*Task requirements*
Count the lines below that contain the word "Valid", and give only that number.

*Material for this task*
========
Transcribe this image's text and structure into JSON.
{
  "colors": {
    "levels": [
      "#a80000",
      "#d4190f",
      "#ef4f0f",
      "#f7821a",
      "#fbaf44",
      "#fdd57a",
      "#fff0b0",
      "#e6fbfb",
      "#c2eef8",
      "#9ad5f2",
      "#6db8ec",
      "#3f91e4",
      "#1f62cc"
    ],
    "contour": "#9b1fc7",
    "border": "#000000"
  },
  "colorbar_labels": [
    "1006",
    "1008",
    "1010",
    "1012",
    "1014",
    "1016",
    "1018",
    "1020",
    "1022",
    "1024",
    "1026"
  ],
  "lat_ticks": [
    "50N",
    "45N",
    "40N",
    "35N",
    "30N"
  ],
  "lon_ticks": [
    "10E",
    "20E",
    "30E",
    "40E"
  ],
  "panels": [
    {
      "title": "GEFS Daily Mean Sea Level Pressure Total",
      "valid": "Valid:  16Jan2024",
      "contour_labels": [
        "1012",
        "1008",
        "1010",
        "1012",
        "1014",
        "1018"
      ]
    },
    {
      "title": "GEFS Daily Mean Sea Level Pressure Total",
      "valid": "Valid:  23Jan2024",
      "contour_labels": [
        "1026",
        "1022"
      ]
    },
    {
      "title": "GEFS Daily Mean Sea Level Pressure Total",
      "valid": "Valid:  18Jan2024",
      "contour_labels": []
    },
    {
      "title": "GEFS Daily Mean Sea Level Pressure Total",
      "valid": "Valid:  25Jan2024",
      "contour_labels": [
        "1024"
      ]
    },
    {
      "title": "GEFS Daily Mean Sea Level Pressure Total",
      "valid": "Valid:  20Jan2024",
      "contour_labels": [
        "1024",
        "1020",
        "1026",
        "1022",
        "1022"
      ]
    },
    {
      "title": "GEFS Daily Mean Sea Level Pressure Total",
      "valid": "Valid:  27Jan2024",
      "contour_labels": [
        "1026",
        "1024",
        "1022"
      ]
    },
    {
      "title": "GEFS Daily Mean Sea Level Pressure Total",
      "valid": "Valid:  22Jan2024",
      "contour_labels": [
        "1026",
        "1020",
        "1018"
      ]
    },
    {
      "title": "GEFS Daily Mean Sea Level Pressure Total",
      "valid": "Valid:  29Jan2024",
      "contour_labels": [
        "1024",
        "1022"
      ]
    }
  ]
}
========
*Answer below*
8